● **WHAT IS REQUIRED**: Copy out all of the data below with no alterations.

● **PROVIDED DATA**:
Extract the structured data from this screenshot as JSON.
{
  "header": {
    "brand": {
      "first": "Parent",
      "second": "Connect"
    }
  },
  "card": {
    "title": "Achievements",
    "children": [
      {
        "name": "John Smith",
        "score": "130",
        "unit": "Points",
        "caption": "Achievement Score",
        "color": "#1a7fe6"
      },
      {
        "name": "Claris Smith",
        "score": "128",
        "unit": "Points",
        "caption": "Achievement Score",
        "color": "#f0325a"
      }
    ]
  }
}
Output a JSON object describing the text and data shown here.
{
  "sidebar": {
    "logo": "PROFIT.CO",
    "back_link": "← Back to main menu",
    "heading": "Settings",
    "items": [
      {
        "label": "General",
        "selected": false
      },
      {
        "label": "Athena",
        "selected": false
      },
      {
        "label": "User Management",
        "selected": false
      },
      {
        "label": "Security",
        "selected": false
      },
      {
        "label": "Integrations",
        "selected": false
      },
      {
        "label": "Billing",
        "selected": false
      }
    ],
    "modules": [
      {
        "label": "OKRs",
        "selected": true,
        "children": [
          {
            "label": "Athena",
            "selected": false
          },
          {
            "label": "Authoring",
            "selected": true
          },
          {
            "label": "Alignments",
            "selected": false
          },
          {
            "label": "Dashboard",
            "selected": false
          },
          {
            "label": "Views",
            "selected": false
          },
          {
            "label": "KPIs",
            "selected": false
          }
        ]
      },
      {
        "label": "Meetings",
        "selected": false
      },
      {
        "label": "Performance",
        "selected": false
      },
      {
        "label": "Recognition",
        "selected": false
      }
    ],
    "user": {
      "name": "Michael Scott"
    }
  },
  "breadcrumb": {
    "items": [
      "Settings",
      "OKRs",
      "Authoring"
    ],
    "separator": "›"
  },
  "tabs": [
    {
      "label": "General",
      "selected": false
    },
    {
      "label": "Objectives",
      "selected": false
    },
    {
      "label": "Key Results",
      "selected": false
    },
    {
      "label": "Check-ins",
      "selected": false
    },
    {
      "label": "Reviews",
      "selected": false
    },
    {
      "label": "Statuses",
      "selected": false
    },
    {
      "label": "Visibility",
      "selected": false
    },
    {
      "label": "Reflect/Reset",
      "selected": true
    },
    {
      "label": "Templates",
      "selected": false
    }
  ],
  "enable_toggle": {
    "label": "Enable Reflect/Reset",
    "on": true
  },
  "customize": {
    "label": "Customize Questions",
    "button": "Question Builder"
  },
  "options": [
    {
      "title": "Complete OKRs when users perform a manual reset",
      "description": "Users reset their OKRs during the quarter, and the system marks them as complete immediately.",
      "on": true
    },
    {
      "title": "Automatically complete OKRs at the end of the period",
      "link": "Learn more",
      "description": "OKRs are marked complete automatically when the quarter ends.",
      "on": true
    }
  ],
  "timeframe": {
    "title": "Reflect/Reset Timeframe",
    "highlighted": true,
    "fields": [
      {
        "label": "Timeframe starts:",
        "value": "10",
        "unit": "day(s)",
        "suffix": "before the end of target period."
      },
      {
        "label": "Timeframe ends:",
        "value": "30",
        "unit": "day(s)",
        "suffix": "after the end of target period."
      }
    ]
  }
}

● **COMPLETED EXERCISE**:
Extract the structured data from this screenshot as JSON.
{
  "header": {
    "brand": {
      "first": "Parent",
      "second": "Connect"
    }
  },
  "card": {
    "title": "Achievements",
    "children": [
      {
        "name": "John Smith",
        "score": "130",
        "unit": "Points",
        "caption": "Achievement Score",
        "color": "#1a7fe6"
      },
      {
        "name": "Claris Smith",
        "score": "128",
        "unit": "Points",
        "caption": "Achievement Score",
        "color": "#f0325a"
      }
    ]
  }
}
Output a JSON object describing the text and data shown here.
{
  "sidebar": {
    "logo": "PROFIT.CO",
    "back_link": "← Back to main menu",
    "heading": "Settings",
    "items": [
      {
        "label": "General",
        "selected": false
      },
      {
        "label": "Athena",
        "selected": false
      },
      {
        "label": "User Management",
        "selected": false
      },
      {
        "label": "Security",
        "selected": false
      },
      {
        "label": "Integrations",
        "selected": false
      },
      {
        "label": "Billing",
        "selected": false
      }
    ],
    "modules": [
      {
        "label": "OKRs",
        "selected": true,
        "children": [
          {
            "label": "Athena",
            "selected": false
          },
          {
            "label": "Authoring",
            "selected": true
          },
          {
            "label": "Alignments",
            "selected": false
          },
          {
            "label": "Dashboard",
            "selected": false
          },
          {
            "label": "Views",
            "selected": false
          },
          {
            "label": "KPIs",
            "selected": false
          }
        ]
      },
      {
        "label": "Meetings",
        "selected": false
      },
      {
        "label": "Performance",
        "selected": false
      },
      {
        "label": "Recognition",
        "selected": false
      }
    ],
    "user": {
      "name": "Michael Scott"
    }
  },
  "breadcrumb": {
    "items": [
      "Settings",
      "OKRs",
      "Authoring"
    ],
    "separator": "›"
  },
  "tabs": [
    {
      "label": "General",
      "selected": false
    },
    {
      "label": "Objectives",
      "selected": false
    },
    {
      "label": "Key Results",
      "selected": false
    },
    {
      "label": "Check-ins",
      "selected": false
    },
    {
      "label": "Reviews",
      "selected": false
    },
    {
      "label": "Statuses",
      "selected": false
    },
    {
      "label": "Visibility",
      "selected": false
    },
    {
      "label": "Reflect/Reset",
      "selected": true
    },
    {
      "label": "Templates",
      "selected": false
    }
  ],
  "enable_toggle": {
    "label": "Enable Reflect/Reset",
    "on": true
  },
  "customize": {
    "label": "Customize Questions",
    "button": "Question Builder"
  },
  "options": [
    {
      "title": "Complete OKRs when users perform a manual reset",
      "description": "Users reset their OKRs during the quarter, and the system marks them as complete immediately.",
      "on": true
    },
    {
      "title": "Automatically complete OKRs at the end of the period",
      "link": "Learn more",
      "description": "OKRs are marked complete automatically when the quarter ends.",
      "on": true
    }
  ],
  "timeframe": {
    "title": "Reflect/Reset Timeframe",
    "highlighted": true,
    "fields": [
      {
        "label": "Timeframe starts:",
        "value": "10",
        "unit": "day(s)",
        "suffix": "before the end of target period."
      },
      {
        "label": "Timeframe ends:",
        "value": "30",
        "unit": "day(s)",
        "suffix": "after the end of target period."
      }
    ]
  }
}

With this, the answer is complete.